WHAT IS ASKED: Pull every line containing the word "Other" from the records.

RECORDS TO PROCESS:
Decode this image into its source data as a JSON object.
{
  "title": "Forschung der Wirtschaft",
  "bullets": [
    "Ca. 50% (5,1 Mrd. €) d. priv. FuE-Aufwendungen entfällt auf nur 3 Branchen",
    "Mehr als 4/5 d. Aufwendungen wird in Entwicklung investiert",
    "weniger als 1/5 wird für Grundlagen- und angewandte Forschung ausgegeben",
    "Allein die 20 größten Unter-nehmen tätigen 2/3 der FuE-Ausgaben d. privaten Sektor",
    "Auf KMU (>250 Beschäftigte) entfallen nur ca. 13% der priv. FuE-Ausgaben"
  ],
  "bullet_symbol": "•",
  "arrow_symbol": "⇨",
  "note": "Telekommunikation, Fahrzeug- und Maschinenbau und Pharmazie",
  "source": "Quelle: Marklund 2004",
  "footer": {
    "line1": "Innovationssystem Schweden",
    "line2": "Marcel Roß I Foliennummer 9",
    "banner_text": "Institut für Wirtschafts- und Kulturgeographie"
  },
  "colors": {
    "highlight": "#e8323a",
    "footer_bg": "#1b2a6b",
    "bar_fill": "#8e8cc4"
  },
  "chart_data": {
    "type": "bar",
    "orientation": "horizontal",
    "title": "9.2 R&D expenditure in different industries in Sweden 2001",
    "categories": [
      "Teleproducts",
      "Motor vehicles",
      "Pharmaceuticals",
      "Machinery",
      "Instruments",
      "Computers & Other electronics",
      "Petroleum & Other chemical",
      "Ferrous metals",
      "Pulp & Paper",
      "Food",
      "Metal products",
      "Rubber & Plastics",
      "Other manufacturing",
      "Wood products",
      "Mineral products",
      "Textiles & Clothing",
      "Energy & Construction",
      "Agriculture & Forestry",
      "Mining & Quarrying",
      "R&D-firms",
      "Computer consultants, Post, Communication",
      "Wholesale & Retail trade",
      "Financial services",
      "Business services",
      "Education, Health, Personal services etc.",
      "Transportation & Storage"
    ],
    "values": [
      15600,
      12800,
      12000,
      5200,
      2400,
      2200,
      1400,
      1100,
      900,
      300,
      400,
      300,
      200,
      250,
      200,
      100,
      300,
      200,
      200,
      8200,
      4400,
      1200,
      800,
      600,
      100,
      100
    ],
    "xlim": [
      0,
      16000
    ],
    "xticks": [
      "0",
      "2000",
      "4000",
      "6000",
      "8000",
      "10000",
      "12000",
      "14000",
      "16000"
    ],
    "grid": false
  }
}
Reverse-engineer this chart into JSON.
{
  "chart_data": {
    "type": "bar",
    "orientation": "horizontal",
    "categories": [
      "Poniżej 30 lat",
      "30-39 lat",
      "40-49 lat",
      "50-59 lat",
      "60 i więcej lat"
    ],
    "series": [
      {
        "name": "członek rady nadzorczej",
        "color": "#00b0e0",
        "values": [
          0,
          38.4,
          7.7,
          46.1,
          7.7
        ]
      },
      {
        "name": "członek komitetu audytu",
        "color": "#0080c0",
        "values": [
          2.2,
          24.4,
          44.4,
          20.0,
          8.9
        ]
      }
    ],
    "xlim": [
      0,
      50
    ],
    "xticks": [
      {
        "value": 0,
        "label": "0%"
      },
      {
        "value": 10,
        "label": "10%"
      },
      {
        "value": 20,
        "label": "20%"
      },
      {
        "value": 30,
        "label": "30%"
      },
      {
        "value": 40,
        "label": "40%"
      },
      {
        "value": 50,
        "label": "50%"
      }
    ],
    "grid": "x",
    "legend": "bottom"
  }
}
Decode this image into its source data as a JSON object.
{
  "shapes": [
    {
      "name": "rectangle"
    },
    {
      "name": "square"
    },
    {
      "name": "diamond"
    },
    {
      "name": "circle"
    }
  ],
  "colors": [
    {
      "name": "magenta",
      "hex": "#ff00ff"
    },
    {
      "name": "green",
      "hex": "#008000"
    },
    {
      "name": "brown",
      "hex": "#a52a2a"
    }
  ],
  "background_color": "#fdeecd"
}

EXPECTED ANSWER:
      "Computers & Other electronics",
      "Petroleum & Other chemical",
      "Other manufacturing",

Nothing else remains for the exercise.